** START SOURCE RECORDS **
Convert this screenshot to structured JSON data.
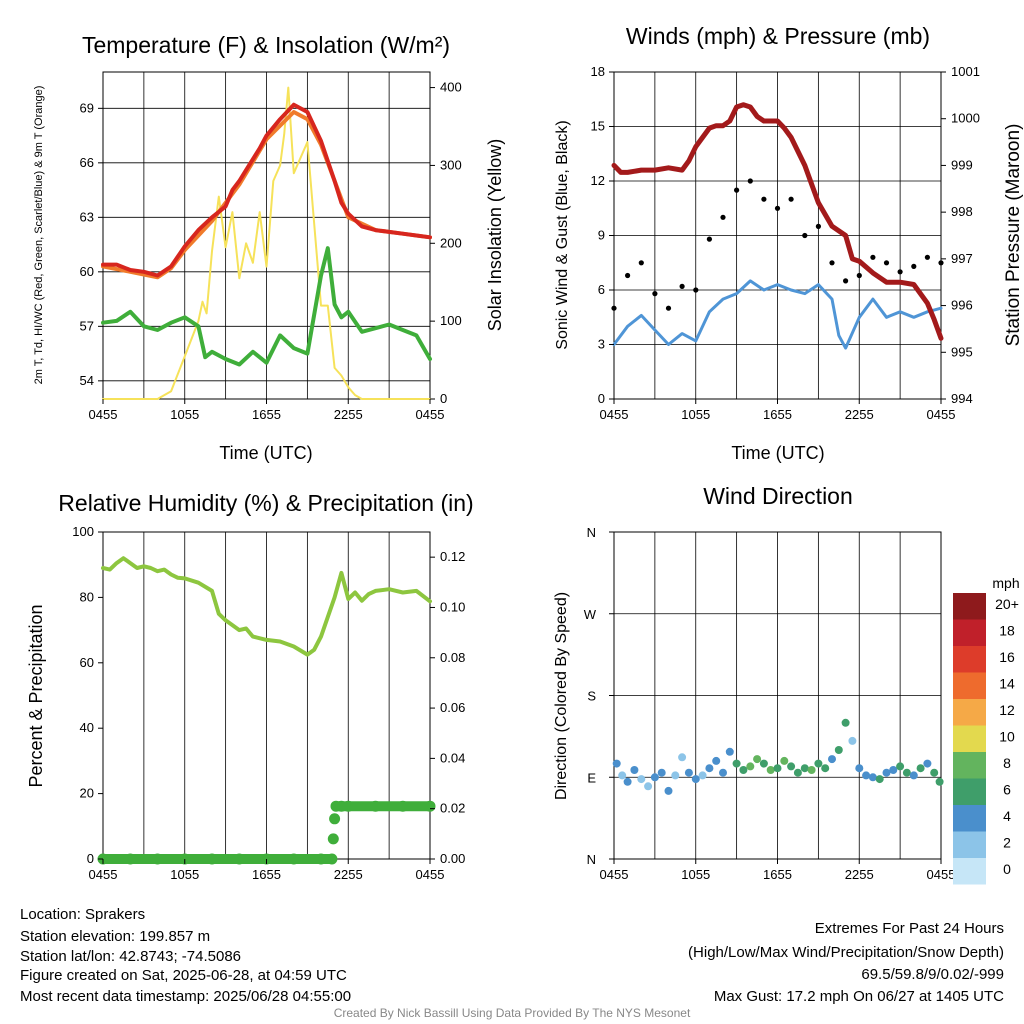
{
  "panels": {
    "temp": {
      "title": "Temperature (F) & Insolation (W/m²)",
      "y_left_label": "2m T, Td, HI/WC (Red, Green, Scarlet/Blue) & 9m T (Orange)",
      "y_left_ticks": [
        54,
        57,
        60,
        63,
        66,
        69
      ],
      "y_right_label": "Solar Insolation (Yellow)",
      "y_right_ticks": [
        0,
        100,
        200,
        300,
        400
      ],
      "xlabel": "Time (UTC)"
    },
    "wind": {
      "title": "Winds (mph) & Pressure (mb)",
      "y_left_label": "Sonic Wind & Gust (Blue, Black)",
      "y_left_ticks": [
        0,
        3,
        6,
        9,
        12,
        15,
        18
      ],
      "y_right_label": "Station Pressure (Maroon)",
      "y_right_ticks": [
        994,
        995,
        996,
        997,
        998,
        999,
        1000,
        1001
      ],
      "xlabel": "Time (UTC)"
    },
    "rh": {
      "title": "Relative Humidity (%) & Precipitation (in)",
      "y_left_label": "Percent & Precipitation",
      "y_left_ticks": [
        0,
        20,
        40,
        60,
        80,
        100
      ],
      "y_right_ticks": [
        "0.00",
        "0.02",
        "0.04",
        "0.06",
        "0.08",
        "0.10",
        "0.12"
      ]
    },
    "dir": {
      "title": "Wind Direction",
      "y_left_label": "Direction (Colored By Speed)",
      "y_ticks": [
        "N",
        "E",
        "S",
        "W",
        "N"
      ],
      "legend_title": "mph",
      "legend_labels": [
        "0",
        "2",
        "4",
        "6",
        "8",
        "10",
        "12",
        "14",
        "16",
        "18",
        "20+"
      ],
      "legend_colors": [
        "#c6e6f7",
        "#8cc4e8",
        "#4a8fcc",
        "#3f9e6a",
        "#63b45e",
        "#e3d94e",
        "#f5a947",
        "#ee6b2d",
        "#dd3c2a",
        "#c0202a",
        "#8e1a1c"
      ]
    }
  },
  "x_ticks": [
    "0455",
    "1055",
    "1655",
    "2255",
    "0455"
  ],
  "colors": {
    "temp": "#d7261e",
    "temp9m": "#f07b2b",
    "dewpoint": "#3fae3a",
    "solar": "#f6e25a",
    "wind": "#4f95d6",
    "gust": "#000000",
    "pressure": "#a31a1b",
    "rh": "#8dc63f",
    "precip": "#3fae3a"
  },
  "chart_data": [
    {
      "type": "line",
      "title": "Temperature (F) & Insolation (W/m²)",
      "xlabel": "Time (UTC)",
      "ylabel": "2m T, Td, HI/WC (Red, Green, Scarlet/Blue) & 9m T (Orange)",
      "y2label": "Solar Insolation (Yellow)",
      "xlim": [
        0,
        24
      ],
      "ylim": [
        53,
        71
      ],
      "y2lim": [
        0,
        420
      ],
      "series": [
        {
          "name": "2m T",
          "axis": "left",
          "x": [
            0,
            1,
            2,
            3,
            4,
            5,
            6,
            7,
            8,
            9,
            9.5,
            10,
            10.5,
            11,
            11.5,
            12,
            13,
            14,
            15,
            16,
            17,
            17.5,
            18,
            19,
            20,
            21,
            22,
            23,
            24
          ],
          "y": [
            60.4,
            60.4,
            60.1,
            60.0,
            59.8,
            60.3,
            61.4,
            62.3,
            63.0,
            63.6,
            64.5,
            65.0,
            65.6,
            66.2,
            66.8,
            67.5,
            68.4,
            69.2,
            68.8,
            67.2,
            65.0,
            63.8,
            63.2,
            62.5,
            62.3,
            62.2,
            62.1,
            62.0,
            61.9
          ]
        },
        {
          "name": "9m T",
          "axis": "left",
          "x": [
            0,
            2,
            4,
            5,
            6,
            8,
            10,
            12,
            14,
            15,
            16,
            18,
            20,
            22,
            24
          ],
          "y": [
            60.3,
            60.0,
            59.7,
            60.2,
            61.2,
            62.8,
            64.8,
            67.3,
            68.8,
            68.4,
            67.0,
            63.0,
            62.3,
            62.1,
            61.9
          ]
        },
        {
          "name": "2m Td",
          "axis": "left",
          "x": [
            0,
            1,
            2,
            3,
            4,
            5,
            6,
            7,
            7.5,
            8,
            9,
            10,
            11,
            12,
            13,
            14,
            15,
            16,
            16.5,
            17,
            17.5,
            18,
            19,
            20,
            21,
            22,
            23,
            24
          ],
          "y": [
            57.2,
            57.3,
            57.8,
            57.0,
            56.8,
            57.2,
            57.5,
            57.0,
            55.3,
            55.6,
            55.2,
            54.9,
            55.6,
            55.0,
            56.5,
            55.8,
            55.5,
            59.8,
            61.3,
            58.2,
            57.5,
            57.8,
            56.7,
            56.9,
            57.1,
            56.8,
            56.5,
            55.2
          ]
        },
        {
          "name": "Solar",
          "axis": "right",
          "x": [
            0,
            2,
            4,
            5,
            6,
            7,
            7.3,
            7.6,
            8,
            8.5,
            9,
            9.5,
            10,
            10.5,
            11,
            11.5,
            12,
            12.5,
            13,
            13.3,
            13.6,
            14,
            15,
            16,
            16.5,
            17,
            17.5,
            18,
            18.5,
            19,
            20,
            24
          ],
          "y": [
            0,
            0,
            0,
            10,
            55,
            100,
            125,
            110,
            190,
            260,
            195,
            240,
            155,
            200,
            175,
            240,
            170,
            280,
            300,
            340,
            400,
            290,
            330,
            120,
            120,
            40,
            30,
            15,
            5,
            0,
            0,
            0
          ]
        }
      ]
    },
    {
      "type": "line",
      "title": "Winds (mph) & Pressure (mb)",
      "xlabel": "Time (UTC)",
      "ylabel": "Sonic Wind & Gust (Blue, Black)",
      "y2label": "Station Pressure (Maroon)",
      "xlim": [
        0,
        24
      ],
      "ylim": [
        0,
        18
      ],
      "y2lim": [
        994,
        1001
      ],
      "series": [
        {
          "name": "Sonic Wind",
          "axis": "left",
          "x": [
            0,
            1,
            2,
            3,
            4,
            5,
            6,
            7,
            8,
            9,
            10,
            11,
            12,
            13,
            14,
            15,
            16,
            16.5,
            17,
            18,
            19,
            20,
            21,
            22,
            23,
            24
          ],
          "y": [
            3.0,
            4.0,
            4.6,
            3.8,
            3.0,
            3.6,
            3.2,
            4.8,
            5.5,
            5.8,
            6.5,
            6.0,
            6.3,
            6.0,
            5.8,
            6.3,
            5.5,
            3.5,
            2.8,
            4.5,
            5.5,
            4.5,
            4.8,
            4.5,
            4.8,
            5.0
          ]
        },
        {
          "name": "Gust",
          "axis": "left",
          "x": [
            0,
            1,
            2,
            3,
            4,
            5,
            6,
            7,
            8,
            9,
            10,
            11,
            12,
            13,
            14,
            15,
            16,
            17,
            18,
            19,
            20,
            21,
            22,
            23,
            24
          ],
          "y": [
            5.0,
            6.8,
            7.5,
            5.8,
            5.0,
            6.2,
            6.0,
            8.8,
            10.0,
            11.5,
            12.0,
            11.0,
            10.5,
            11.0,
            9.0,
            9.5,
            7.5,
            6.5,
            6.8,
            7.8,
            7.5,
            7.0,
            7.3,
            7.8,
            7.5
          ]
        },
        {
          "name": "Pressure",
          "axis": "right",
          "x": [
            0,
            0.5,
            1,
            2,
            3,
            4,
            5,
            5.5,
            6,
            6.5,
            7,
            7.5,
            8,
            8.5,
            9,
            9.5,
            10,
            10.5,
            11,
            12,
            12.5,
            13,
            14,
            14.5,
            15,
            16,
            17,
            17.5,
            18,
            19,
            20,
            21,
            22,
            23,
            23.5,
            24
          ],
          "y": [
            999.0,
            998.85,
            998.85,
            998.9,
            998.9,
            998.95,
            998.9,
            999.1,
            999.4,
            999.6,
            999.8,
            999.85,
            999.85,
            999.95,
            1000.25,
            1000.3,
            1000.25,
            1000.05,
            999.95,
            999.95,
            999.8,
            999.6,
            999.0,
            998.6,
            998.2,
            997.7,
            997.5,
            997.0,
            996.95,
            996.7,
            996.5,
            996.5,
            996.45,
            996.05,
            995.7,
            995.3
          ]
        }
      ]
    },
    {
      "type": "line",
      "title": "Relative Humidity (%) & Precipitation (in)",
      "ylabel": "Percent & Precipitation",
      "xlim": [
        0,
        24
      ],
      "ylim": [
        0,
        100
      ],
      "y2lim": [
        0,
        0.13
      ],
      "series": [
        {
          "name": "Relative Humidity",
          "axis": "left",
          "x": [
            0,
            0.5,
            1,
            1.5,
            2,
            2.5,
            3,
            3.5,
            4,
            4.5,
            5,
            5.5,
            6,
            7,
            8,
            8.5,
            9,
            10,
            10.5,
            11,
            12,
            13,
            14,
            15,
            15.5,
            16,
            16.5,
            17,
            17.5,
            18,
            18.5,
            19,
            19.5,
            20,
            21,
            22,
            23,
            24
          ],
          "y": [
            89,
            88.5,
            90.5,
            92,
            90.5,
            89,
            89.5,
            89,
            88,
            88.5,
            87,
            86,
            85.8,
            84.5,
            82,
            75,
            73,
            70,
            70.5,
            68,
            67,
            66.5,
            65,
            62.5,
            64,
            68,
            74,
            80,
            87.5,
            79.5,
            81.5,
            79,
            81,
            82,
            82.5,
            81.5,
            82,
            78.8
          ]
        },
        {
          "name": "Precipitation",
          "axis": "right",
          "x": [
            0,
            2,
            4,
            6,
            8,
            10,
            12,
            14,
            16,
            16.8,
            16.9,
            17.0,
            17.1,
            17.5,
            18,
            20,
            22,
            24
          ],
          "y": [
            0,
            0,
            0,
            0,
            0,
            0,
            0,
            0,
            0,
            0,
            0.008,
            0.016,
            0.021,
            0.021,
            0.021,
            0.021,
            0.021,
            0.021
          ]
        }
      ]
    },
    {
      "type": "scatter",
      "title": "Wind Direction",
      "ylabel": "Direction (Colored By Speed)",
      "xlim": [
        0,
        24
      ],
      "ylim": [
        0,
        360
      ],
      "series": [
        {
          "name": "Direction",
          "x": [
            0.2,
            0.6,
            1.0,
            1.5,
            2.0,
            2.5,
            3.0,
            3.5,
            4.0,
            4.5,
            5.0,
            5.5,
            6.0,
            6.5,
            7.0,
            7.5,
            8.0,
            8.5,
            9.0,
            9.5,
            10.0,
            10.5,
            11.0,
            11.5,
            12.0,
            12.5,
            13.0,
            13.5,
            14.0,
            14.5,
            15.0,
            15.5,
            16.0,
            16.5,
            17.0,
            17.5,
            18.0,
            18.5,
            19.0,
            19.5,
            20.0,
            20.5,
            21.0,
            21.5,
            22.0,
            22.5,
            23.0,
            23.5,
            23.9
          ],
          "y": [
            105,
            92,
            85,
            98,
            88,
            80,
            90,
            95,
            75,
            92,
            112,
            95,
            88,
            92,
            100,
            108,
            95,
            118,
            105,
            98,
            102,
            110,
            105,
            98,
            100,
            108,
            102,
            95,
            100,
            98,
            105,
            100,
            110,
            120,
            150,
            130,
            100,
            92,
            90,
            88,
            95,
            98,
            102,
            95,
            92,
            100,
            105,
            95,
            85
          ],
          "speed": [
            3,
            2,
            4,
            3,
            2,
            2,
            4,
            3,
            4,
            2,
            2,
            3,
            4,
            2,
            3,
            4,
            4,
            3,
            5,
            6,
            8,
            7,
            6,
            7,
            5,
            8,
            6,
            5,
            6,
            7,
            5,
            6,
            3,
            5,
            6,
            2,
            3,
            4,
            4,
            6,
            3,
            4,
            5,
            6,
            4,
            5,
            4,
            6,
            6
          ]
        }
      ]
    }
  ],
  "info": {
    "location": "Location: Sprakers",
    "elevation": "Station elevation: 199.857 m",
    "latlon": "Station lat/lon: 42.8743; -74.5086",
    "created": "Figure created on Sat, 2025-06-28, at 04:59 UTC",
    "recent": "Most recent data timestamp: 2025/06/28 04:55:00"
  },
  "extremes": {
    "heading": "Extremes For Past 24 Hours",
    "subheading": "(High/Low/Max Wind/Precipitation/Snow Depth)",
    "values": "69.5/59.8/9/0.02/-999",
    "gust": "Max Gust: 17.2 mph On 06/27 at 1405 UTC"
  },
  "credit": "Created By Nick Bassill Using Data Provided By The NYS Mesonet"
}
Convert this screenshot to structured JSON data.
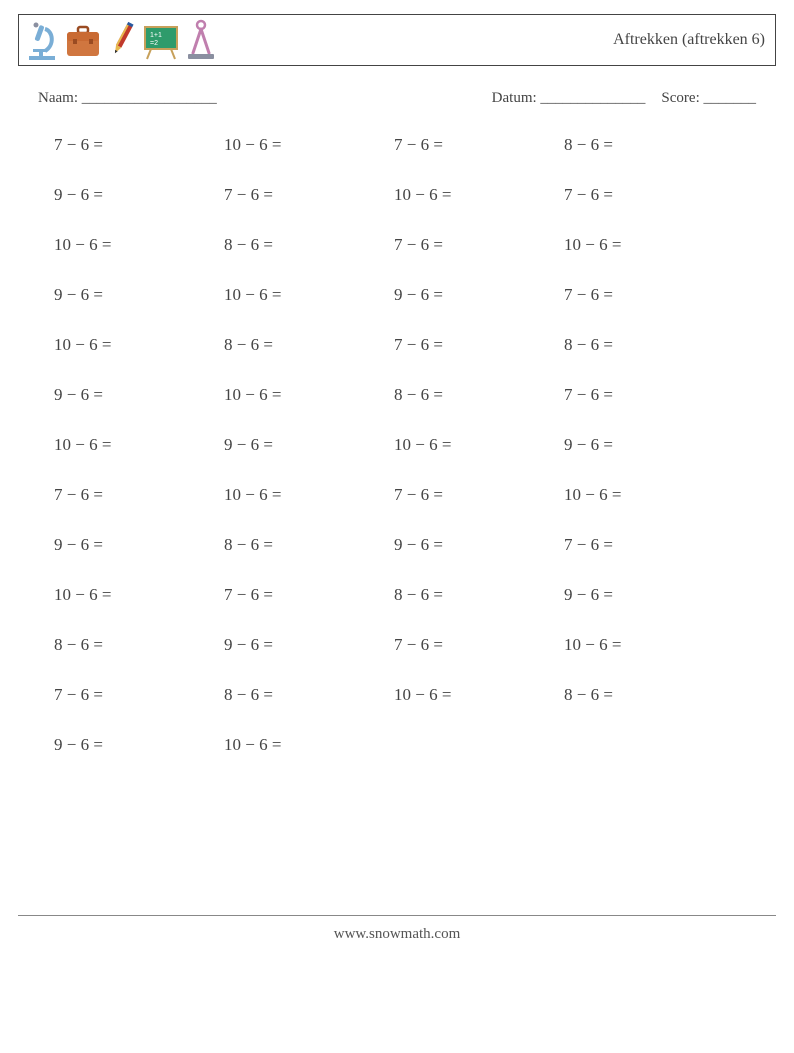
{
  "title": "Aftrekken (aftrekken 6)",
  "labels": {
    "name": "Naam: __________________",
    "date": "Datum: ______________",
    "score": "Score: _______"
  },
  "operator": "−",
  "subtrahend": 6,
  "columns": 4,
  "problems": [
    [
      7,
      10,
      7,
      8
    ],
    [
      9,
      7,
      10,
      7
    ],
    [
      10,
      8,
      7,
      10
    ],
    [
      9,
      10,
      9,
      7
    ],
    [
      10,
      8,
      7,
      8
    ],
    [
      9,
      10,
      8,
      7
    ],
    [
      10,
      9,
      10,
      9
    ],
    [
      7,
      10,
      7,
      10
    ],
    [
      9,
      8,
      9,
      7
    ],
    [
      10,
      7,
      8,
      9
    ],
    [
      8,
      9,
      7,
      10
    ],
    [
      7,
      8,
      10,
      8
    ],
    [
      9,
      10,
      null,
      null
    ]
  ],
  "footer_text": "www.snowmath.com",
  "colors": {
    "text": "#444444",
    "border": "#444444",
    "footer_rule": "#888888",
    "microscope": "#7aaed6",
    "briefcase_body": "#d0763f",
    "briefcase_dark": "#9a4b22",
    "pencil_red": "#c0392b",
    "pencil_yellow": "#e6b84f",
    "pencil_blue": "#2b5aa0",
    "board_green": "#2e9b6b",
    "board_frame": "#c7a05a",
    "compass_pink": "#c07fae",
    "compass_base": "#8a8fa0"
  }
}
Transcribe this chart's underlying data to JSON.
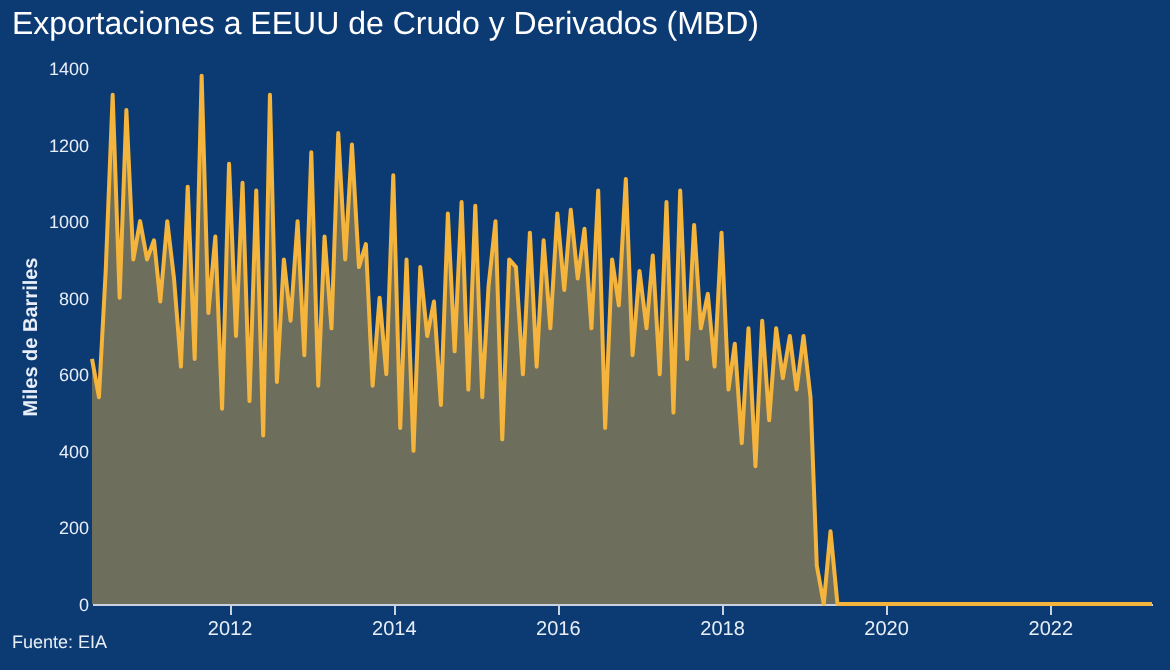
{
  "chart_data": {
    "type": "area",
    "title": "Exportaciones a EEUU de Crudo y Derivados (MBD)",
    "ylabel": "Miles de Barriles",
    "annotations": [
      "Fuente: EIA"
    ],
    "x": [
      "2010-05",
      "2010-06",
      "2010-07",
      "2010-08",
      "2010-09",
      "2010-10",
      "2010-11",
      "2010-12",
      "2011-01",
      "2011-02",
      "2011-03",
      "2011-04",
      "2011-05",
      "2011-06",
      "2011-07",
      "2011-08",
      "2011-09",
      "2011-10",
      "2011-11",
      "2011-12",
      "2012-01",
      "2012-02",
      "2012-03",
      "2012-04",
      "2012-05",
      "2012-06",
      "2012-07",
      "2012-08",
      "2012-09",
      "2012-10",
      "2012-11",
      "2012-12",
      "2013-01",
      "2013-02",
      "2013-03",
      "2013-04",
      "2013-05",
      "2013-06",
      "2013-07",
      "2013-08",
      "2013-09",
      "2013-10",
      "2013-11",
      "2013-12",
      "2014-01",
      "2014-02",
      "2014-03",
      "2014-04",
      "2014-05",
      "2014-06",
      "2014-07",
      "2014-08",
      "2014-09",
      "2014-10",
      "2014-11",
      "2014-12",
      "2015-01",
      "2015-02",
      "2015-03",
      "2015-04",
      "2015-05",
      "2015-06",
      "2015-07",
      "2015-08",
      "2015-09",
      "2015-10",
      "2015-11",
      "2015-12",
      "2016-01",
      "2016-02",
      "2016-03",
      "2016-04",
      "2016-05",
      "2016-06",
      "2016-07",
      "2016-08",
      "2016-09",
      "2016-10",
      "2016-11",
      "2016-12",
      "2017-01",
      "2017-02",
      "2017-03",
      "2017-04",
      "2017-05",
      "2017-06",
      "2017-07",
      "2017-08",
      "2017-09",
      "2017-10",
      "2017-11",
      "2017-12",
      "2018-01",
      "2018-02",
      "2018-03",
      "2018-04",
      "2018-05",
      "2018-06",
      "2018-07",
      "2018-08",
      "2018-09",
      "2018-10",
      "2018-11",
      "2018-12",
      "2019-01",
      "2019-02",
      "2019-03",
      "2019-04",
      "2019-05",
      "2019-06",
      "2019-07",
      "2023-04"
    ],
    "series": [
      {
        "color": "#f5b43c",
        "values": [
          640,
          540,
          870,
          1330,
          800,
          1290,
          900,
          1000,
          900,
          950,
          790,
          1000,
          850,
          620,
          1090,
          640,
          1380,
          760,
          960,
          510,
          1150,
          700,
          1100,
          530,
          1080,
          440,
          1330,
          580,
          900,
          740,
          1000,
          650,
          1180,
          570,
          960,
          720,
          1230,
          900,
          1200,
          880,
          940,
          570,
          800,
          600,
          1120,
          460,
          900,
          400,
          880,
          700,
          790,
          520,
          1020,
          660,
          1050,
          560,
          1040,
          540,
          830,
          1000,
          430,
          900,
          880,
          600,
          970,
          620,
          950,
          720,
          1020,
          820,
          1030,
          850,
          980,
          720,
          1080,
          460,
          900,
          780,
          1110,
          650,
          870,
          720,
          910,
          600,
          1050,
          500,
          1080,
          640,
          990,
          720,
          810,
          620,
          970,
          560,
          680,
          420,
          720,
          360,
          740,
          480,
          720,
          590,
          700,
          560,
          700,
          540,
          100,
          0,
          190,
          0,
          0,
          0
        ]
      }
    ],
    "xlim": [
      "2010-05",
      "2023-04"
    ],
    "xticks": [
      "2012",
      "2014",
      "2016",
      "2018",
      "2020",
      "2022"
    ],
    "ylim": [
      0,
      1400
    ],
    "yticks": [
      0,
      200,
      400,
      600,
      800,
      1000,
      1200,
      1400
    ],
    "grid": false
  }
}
** END SOURCE RECORDS **
- _TASK OBJECTIVE_
Work out how many lines above contain the word "name". Give only the number.

- _SOLUTION_
11